**Prompt**
Output all of the entries below precisely as written.

Data records
#####

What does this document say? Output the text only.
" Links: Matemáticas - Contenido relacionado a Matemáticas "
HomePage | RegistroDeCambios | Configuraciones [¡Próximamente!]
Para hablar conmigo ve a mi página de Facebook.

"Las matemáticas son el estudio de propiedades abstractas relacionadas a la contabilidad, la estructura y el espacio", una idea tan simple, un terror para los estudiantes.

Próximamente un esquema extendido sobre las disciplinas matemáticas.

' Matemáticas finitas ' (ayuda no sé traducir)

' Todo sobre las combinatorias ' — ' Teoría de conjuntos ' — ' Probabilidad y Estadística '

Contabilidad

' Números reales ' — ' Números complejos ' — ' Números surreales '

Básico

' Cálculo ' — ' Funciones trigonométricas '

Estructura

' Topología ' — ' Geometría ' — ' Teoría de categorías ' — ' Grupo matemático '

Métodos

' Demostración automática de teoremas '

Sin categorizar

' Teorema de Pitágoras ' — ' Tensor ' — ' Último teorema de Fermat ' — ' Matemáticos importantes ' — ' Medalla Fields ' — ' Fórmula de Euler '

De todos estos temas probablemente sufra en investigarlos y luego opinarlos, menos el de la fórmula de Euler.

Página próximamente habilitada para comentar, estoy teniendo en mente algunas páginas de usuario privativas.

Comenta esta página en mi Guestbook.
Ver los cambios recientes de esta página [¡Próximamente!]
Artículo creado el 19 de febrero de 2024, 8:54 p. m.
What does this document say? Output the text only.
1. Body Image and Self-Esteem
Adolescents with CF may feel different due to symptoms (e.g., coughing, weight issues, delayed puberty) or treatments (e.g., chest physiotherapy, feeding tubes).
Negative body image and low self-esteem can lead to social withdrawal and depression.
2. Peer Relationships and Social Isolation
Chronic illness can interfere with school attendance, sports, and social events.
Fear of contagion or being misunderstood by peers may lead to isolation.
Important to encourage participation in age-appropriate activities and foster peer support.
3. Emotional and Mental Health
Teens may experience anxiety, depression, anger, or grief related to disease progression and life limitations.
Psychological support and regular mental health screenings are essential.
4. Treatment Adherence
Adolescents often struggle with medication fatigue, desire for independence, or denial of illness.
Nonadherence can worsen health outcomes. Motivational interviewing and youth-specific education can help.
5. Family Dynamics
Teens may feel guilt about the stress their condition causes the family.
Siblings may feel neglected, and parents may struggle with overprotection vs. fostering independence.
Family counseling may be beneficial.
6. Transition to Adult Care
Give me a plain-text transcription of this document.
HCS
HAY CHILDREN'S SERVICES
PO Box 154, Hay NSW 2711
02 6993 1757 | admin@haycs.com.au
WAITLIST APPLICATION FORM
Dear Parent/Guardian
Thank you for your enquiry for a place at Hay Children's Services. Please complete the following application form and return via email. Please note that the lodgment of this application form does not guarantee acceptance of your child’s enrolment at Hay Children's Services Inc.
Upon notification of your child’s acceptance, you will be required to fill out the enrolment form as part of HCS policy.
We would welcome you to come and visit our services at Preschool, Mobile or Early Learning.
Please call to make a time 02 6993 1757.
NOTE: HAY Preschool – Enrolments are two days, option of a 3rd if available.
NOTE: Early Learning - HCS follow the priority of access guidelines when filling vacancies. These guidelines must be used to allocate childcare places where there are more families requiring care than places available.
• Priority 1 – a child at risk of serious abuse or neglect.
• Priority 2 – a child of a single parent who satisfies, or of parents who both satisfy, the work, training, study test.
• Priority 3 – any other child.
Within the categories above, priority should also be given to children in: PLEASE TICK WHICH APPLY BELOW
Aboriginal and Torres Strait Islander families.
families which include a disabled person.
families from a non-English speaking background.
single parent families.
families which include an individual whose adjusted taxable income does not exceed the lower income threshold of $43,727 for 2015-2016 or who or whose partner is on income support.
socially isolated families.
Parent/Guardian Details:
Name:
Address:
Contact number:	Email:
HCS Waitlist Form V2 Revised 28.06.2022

#####

**Answer for the task**
What does this document say? Output the text only.
" Links: Matemáticas - Contenido relacionado a Matemáticas "
HomePage | RegistroDeCambios | Configuraciones [¡Próximamente!]
Para hablar conmigo ve a mi página de Facebook.

"Las matemáticas son el estudio de propiedades abstractas relacionadas a la contabilidad, la estructura y el espacio", una idea tan simple, un terror para los estudiantes.

Próximamente un esquema extendido sobre las disciplinas matemáticas.

' Matemáticas finitas ' (ayuda no sé traducir)

' Todo sobre las combinatorias ' — ' Teoría de conjuntos ' — ' Probabilidad y Estadística '

Contabilidad

' Números reales ' — ' Números complejos ' — ' Números surreales '

Básico

' Cálculo ' — ' Funciones trigonométricas '

Estructura

' Topología ' — ' Geometría ' — ' Teoría de categorías ' — ' Grupo matemático '

Métodos

' Demostración automática de teoremas '

Sin categorizar

' Teorema de Pitágoras ' — ' Tensor ' — ' Último teorema de Fermat ' — ' Matemáticos importantes ' — ' Medalla Fields ' — ' Fórmula de Euler '

De todos estos temas probablemente sufra en investigarlos y luego opinarlos, menos el de la fórmula de Euler.

Página próximamente habilitada para comentar, estoy teniendo en mente algunas páginas de usuario privativas.

Comenta esta página en mi Guestbook.
Ver los cambios recientes de esta página [¡Próximamente!]
Artículo creado el 19 de febrero de 2024, 8:54 p. m.
What does this document say? Output the text only.
1. Body Image and Self-Esteem
Adolescents with CF may feel different due to symptoms (e.g., coughing, weight issues, delayed puberty) or treatments (e.g., chest physiotherapy, feeding tubes).
Negative body image and low self-esteem can lead to social withdrawal and depression.
2. Peer Relationships and Social Isolation
Chronic illness can interfere with school attendance, sports, and social events.
Fear of contagion or being misunderstood by peers may lead to isolation.
Important to encourage participation in age-appropriate activities and foster peer support.
3. Emotional and Mental Health
Teens may experience anxiety, depression, anger, or grief related to disease progression and life limitations.
Psychological support and regular mental health screenings are essential.
4. Treatment Adherence
Adolescents often struggle with medication fatigue, desire for independence, or denial of illness.
Nonadherence can worsen health outcomes. Motivational interviewing and youth-specific education can help.
5. Family Dynamics
Teens may feel guilt about the stress their condition causes the family.
Siblings may feel neglected, and parents may struggle with overprotection vs. fostering independence.
Family counseling may be beneficial.
6. Transition to Adult Care
Give me a plain-text transcription of this document.
HCS
HAY CHILDREN'S SERVICES
PO Box 154, Hay NSW 2711
02 6993 1757 | admin@haycs.com.au
WAITLIST APPLICATION FORM
Dear Parent/Guardian
Thank you for your enquiry for a place at Hay Children's Services. Please complete the following application form and return via email. Please note that the lodgment of this application form does not guarantee acceptance of your child’s enrolment at Hay Children's Services Inc.
Upon notification of your child’s acceptance, you will be required to fill out the enrolment form as part of HCS policy.
We would welcome you to come and visit our services at Preschool, Mobile or Early Learning.
Please call to make a time 02 6993 1757.
NOTE: HAY Preschool – Enrolments are two days, option of a 3rd if available.
NOTE: Early Learning - HCS follow the priority of access guidelines when filling vacancies. These guidelines must be used to allocate childcare places where there are more families requiring care than places available.
• Priority 1 – a child at risk of serious abuse or neglect.
• Priority 2 – a child of a single parent who satisfies, or of parents who both satisfy, the work, training, study test.
• Priority 3 – any other child.
Within the categories above, priority should also be given to children in: PLEASE TICK WHICH APPLY BELOW
Aboriginal and Torres Strait Islander families.
families which include a disabled person.
families from a non-English speaking background.
single parent families.
families which include an individual whose adjusted taxable income does not exceed the lower income threshold of $43,727 for 2015-2016 or who or whose partner is on income support.
socially isolated families.
Parent/Guardian Details:
Name:
Address:
Contact number:	Email:
HCS Waitlist Form V2 Revised 28.06.2022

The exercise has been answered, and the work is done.